§ **REQUIREMENTS**: Isolate every line in the records below with "человека" in it.

§ **INPUT FOR THIS TASK**:
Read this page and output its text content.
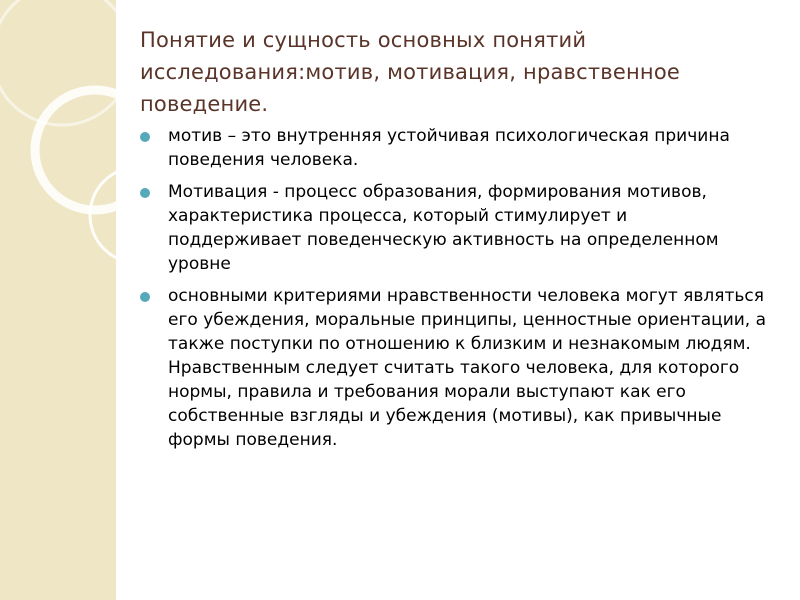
Понятие и сущность основных понятий исследования:мотив, мотивация, нравственное поведение.
мотив – это внутренняя устойчивая психологическая причина поведения человека.
Мотивация - процесс образования, формирования мотивов, характеристика процесса, который стимулирует и поддерживает поведенческую активность на определенном уровне
основными критериями нравственности человека могут являться его убеждения, моральные принципы, ценностные ориентации, а также поступки по отношению к близким и незнакомым людям. Нравственным следует считать такого человека, для которого нормы, правила и требования морали выступают как его собственные взгляды и убеждения (мотивы), как привычные формы поведения.
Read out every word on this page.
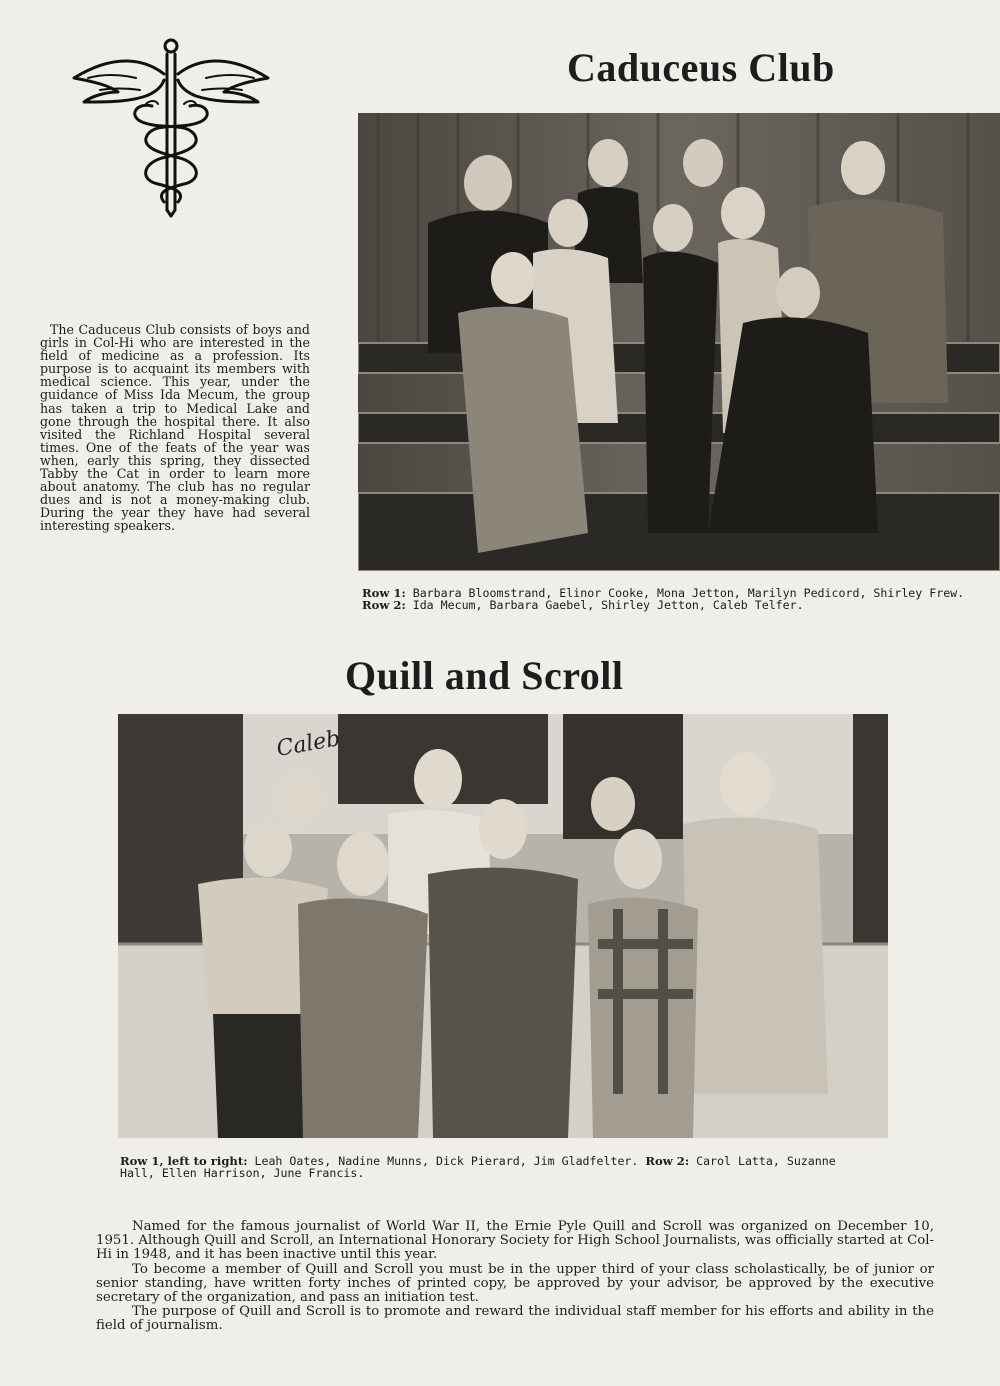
Caduceus Club

The Caduceus Club consists of boys and girls in Col-Hi who are interested in the field of medicine as a profession. Its purpose is to acquaint its members with medical science. This year, under the guidance of Miss Ida Mecum, the group has taken a trip to Medical Lake and gone through the hospital there. It also visited the Richland Hospital several times. One of the feats of the year was when, early this spring, they dissected Tabby the Cat in order to learn more about anatomy. The club has no regular dues and is not a money-making club. During the year they have had several interesting speakers.

Row 1: Barbara Bloomstrand, Elinor Cooke, Mona Jetton, Marilyn Pedicord, Shirley Frew. Row 2: Ida Mecum, Barbara Gaebel, Shirley Jetton, Caleb Telfer.

Quill and Scroll
Caleb

Row 1, left to right: Leah Oates, Nadine Munns, Dick Pierard, Jim Gladfelter. Row 2: Carol Latta, Suzanne Hall, Ellen Harrison, June Francis.

Named for the famous journalist of World War II, the Ernie Pyle Quill and Scroll was organized on December 10, 1951. Although Quill and Scroll, an International Honorary Society for High School Journalists, was officially started at Col-Hi in 1948, and it has been inactive until this year.

To become a member of Quill and Scroll you must be in the upper third of your class scholastically, be of junior or senior standing, have written forty inches of printed copy, be approved by your advisor, be approved by the executive secretary of the organization, and pass an initiation test.

The purpose of Quill and Scroll is to promote and reward the individual staff member for his efforts and ability in the field of journalism.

§ **FULL OUTPUT**:
мотив – это внутренняя устойчивая психологическая причина поведения человека.
основными критериями нравственности человека могут являться его убеждения, моральные принципы, ценностные ориентации, а также поступки по отношению к близким и незнакомым людям. Нравственным следует считать такого человека, для которого нормы, правила и требования морали выступают как его собственные взгляды и убеждения (мотивы), как привычные формы поведения.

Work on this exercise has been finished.